Items from a data source:
* * * *
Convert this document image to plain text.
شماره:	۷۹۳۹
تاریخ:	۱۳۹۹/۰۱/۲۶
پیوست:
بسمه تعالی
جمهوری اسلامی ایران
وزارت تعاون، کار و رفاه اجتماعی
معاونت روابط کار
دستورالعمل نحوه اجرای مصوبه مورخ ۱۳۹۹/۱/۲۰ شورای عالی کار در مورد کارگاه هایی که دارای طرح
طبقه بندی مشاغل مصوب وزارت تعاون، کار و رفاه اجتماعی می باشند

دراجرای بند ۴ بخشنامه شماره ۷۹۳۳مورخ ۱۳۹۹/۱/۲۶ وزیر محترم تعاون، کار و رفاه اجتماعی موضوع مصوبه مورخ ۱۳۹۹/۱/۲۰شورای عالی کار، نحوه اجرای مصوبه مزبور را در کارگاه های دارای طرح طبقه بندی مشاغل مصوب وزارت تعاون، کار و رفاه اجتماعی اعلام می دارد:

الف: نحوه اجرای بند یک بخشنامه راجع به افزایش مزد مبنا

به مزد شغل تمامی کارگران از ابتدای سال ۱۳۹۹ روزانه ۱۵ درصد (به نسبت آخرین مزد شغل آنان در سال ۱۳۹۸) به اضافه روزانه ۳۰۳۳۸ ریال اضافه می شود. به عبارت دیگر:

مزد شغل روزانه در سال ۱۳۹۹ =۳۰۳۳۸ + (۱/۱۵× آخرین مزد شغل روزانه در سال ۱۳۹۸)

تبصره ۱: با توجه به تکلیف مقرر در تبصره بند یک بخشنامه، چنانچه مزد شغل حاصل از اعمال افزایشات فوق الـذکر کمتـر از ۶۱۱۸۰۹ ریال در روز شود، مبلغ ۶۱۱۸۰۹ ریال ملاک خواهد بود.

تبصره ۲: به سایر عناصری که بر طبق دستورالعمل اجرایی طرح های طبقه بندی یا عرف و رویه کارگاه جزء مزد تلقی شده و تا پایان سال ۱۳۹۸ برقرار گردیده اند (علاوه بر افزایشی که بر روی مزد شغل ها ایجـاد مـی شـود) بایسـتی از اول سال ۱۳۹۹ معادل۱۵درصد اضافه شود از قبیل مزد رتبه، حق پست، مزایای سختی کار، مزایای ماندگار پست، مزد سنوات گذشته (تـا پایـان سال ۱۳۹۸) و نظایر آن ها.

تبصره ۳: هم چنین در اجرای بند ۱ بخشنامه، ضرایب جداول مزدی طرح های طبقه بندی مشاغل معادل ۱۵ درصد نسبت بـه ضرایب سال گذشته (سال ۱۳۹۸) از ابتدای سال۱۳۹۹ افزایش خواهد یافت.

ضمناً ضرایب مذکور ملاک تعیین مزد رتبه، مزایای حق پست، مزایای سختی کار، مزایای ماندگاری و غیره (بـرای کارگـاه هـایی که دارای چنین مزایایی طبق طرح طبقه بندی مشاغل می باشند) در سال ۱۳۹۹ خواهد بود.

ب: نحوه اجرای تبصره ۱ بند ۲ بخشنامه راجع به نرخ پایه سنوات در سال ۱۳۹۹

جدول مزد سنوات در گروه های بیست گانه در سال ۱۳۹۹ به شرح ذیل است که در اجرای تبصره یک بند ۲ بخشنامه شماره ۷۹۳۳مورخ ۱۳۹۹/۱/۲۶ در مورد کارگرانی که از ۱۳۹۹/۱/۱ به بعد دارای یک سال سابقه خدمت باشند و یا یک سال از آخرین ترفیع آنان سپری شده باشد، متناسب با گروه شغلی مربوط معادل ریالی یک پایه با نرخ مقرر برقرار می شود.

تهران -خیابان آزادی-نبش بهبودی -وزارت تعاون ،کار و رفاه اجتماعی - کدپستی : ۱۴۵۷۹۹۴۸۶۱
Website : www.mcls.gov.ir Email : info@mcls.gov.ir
* * * *
[Instruction]
Output the full listing exactly as it stands.

[Expected output]
Convert this document image to plain text.
شماره:	۷۹۳۹
تاریخ:	۱۳۹۹/۰۱/۲۶
پیوست:
بسمه تعالی
جمهوری اسلامی ایران
وزارت تعاون، کار و رفاه اجتماعی
معاونت روابط کار
دستورالعمل نحوه اجرای مصوبه مورخ ۱۳۹۹/۱/۲۰ شورای عالی کار در مورد کارگاه هایی که دارای طرح
طبقه بندی مشاغل مصوب وزارت تعاون، کار و رفاه اجتماعی می باشند

دراجرای بند ۴ بخشنامه شماره ۷۹۳۳مورخ ۱۳۹۹/۱/۲۶ وزیر محترم تعاون، کار و رفاه اجتماعی موضوع مصوبه مورخ ۱۳۹۹/۱/۲۰شورای عالی کار، نحوه اجرای مصوبه مزبور را در کارگاه های دارای طرح طبقه بندی مشاغل مصوب وزارت تعاون، کار و رفاه اجتماعی اعلام می دارد:

الف: نحوه اجرای بند یک بخشنامه راجع به افزایش مزد مبنا

به مزد شغل تمامی کارگران از ابتدای سال ۱۳۹۹ روزانه ۱۵ درصد (به نسبت آخرین مزد شغل آنان در سال ۱۳۹۸) به اضافه روزانه ۳۰۳۳۸ ریال اضافه می شود. به عبارت دیگر:

مزد شغل روزانه در سال ۱۳۹۹ =۳۰۳۳۸ + (۱/۱۵× آخرین مزد شغل روزانه در سال ۱۳۹۸)

تبصره ۱: با توجه به تکلیف مقرر در تبصره بند یک بخشنامه، چنانچه مزد شغل حاصل از اعمال افزایشات فوق الـذکر کمتـر از ۶۱۱۸۰۹ ریال در روز شود، مبلغ ۶۱۱۸۰۹ ریال ملاک خواهد بود.

تبصره ۲: به سایر عناصری که بر طبق دستورالعمل اجرایی طرح های طبقه بندی یا عرف و رویه کارگاه جزء مزد تلقی شده و تا پایان سال ۱۳۹۸ برقرار گردیده اند (علاوه بر افزایشی که بر روی مزد شغل ها ایجـاد مـی شـود) بایسـتی از اول سال ۱۳۹۹ معادل۱۵درصد اضافه شود از قبیل مزد رتبه، حق پست، مزایای سختی کار، مزایای ماندگار پست، مزد سنوات گذشته (تـا پایـان سال ۱۳۹۸) و نظایر آن ها.

تبصره ۳: هم چنین در اجرای بند ۱ بخشنامه، ضرایب جداول مزدی طرح های طبقه بندی مشاغل معادل ۱۵ درصد نسبت بـه ضرایب سال گذشته (سال ۱۳۹۸) از ابتدای سال۱۳۹۹ افزایش خواهد یافت.

ضمناً ضرایب مذکور ملاک تعیین مزد رتبه، مزایای حق پست، مزایای سختی کار، مزایای ماندگاری و غیره (بـرای کارگـاه هـایی که دارای چنین مزایایی طبق طرح طبقه بندی مشاغل می باشند) در سال ۱۳۹۹ خواهد بود.

ب: نحوه اجرای تبصره ۱ بند ۲ بخشنامه راجع به نرخ پایه سنوات در سال ۱۳۹۹

جدول مزد سنوات در گروه های بیست گانه در سال ۱۳۹۹ به شرح ذیل است که در اجرای تبصره یک بند ۲ بخشنامه شماره ۷۹۳۳مورخ ۱۳۹۹/۱/۲۶ در مورد کارگرانی که از ۱۳۹۹/۱/۱ به بعد دارای یک سال سابقه خدمت باشند و یا یک سال از آخرین ترفیع آنان سپری شده باشد، متناسب با گروه شغلی مربوط معادل ریالی یک پایه با نرخ مقرر برقرار می شود.

تهران -خیابان آزادی-نبش بهبودی -وزارت تعاون ،کار و رفاه اجتماعی - کدپستی : ۱۴۵۷۹۹۴۸۶۱
Website : www.mcls.gov.ir Email : info@mcls.gov.ir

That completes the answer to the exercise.